··· Exercise input ···

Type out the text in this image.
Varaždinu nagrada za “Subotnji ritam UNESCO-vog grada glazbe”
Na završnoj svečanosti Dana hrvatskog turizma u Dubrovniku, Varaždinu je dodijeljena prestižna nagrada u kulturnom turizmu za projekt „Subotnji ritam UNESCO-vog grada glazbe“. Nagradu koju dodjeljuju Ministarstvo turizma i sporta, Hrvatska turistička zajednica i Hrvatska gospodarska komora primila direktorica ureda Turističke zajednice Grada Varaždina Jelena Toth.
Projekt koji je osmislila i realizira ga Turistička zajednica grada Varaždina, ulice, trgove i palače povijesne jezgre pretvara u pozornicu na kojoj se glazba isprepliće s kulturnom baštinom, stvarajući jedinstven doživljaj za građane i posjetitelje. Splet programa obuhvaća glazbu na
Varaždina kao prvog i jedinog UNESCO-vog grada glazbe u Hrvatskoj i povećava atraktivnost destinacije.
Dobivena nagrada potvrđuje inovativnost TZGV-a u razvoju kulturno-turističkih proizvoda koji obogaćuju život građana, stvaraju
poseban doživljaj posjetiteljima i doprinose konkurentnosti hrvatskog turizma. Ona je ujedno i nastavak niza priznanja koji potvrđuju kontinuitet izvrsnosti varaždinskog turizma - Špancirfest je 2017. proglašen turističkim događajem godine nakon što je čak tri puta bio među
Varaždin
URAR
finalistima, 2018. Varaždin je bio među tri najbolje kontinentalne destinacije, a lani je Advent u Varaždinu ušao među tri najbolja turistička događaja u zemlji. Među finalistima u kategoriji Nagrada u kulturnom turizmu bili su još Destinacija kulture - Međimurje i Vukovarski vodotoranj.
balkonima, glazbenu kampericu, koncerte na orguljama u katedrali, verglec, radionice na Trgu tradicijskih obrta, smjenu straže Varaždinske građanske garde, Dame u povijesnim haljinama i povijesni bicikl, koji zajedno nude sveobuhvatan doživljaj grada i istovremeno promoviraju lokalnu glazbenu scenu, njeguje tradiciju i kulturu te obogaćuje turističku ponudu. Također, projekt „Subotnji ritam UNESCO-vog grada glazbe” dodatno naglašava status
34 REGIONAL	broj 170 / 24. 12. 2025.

···

- **What to do**:
Your task is to repeat the data exactly, with nothing left out.

- **Result of this task**:
Type out the text in this image.
Varaždinu nagrada za “Subotnji ritam UNESCO-vog grada glazbe”
Na završnoj svečanosti Dana hrvatskog turizma u Dubrovniku, Varaždinu je dodijeljena prestižna nagrada u kulturnom turizmu za projekt „Subotnji ritam UNESCO-vog grada glazbe“. Nagradu koju dodjeljuju Ministarstvo turizma i sporta, Hrvatska turistička zajednica i Hrvatska gospodarska komora primila direktorica ureda Turističke zajednice Grada Varaždina Jelena Toth.
Projekt koji je osmislila i realizira ga Turistička zajednica grada Varaždina, ulice, trgove i palače povijesne jezgre pretvara u pozornicu na kojoj se glazba isprepliće s kulturnom baštinom, stvarajući jedinstven doživljaj za građane i posjetitelje. Splet programa obuhvaća glazbu na
Varaždina kao prvog i jedinog UNESCO-vog grada glazbe u Hrvatskoj i povećava atraktivnost destinacije.
Dobivena nagrada potvrđuje inovativnost TZGV-a u razvoju kulturno-turističkih proizvoda koji obogaćuju život građana, stvaraju
poseban doživljaj posjetiteljima i doprinose konkurentnosti hrvatskog turizma. Ona je ujedno i nastavak niza priznanja koji potvrđuju kontinuitet izvrsnosti varaždinskog turizma - Špancirfest je 2017. proglašen turističkim događajem godine nakon što je čak tri puta bio među
Varaždin
URAR
finalistima, 2018. Varaždin je bio među tri najbolje kontinentalne destinacije, a lani je Advent u Varaždinu ušao među tri najbolja turistička događaja u zemlji. Među finalistima u kategoriji Nagrada u kulturnom turizmu bili su još Destinacija kulture - Međimurje i Vukovarski vodotoranj.
balkonima, glazbenu kampericu, koncerte na orguljama u katedrali, verglec, radionice na Trgu tradicijskih obrta, smjenu straže Varaždinske građanske garde, Dame u povijesnim haljinama i povijesni bicikl, koji zajedno nude sveobuhvatan doživljaj grada i istovremeno promoviraju lokalnu glazbenu scenu, njeguje tradiciju i kulturu te obogaćuje turističku ponudu. Također, projekt „Subotnji ritam UNESCO-vog grada glazbe” dodatno naglašava status
34 REGIONAL	broj 170 / 24. 12. 2025.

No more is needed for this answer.